(Dataset records)
=-=-=-=-=

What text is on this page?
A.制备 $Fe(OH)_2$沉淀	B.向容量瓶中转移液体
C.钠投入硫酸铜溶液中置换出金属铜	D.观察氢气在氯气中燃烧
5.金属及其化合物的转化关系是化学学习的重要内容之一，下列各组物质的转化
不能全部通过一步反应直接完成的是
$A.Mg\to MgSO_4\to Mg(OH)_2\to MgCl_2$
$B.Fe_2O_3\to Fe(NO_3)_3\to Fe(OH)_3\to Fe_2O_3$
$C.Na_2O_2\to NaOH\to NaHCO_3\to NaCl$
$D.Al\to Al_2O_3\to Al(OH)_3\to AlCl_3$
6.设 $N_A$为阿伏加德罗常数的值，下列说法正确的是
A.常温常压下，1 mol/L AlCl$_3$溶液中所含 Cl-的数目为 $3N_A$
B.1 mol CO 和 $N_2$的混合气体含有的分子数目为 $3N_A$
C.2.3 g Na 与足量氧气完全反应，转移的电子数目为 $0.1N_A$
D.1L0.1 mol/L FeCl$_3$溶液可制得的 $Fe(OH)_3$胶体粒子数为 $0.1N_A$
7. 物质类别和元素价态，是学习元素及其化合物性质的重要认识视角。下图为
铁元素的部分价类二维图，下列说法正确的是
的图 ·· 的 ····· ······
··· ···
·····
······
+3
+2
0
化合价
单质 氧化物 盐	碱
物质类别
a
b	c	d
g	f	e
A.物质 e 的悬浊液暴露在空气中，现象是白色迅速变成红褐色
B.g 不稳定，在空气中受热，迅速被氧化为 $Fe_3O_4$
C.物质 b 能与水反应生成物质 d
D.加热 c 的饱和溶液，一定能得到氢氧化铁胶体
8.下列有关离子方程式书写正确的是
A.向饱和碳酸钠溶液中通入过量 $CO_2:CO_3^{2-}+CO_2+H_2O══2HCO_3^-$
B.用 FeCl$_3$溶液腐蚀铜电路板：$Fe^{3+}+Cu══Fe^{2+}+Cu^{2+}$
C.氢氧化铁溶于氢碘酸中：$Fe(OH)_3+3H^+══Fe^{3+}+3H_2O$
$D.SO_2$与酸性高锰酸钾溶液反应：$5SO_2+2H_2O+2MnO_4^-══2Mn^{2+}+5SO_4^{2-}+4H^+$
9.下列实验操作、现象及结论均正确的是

=-=-=-=-=

→ What you are asked to do: Your task is to return the full listing exactly as it was given.

→ In response:
What text is on this page?
A.制备 $Fe(OH)_2$沉淀	B.向容量瓶中转移液体
C.钠投入硫酸铜溶液中置换出金属铜	D.观察氢气在氯气中燃烧
5.金属及其化合物的转化关系是化学学习的重要内容之一，下列各组物质的转化
不能全部通过一步反应直接完成的是
$A.Mg\to MgSO_4\to Mg(OH)_2\to MgCl_2$
$B.Fe_2O_3\to Fe(NO_3)_3\to Fe(OH)_3\to Fe_2O_3$
$C.Na_2O_2\to NaOH\to NaHCO_3\to NaCl$
$D.Al\to Al_2O_3\to Al(OH)_3\to AlCl_3$
6.设 $N_A$为阿伏加德罗常数的值，下列说法正确的是
A.常温常压下，1 mol/L AlCl$_3$溶液中所含 Cl-的数目为 $3N_A$
B.1 mol CO 和 $N_2$的混合气体含有的分子数目为 $3N_A$
C.2.3 g Na 与足量氧气完全反应，转移的电子数目为 $0.1N_A$
D.1L0.1 mol/L FeCl$_3$溶液可制得的 $Fe(OH)_3$胶体粒子数为 $0.1N_A$
7. 物质类别和元素价态，是学习元素及其化合物性质的重要认识视角。下图为
铁元素的部分价类二维图，下列说法正确的是
的图 ·· 的 ····· ······
··· ···
·····
······
+3
+2
0
化合价
单质 氧化物 盐	碱
物质类别
a
b	c	d
g	f	e
A.物质 e 的悬浊液暴露在空气中，现象是白色迅速变成红褐色
B.g 不稳定，在空气中受热，迅速被氧化为 $Fe_3O_4$
C.物质 b 能与水反应生成物质 d
D.加热 c 的饱和溶液，一定能得到氢氧化铁胶体
8.下列有关离子方程式书写正确的是
A.向饱和碳酸钠溶液中通入过量 $CO_2:CO_3^{2-}+CO_2+H_2O══2HCO_3^-$
B.用 FeCl$_3$溶液腐蚀铜电路板：$Fe^{3+}+Cu══Fe^{2+}+Cu^{2+}$
C.氢氧化铁溶于氢碘酸中：$Fe(OH)_3+3H^+══Fe^{3+}+3H_2O$
$D.SO_2$与酸性高锰酸钾溶液反应：$5SO_2+2H_2O+2MnO_4^-══2Mn^{2+}+5SO_4^{2-}+4H^+$
9.下列实验操作、现象及结论均正确的是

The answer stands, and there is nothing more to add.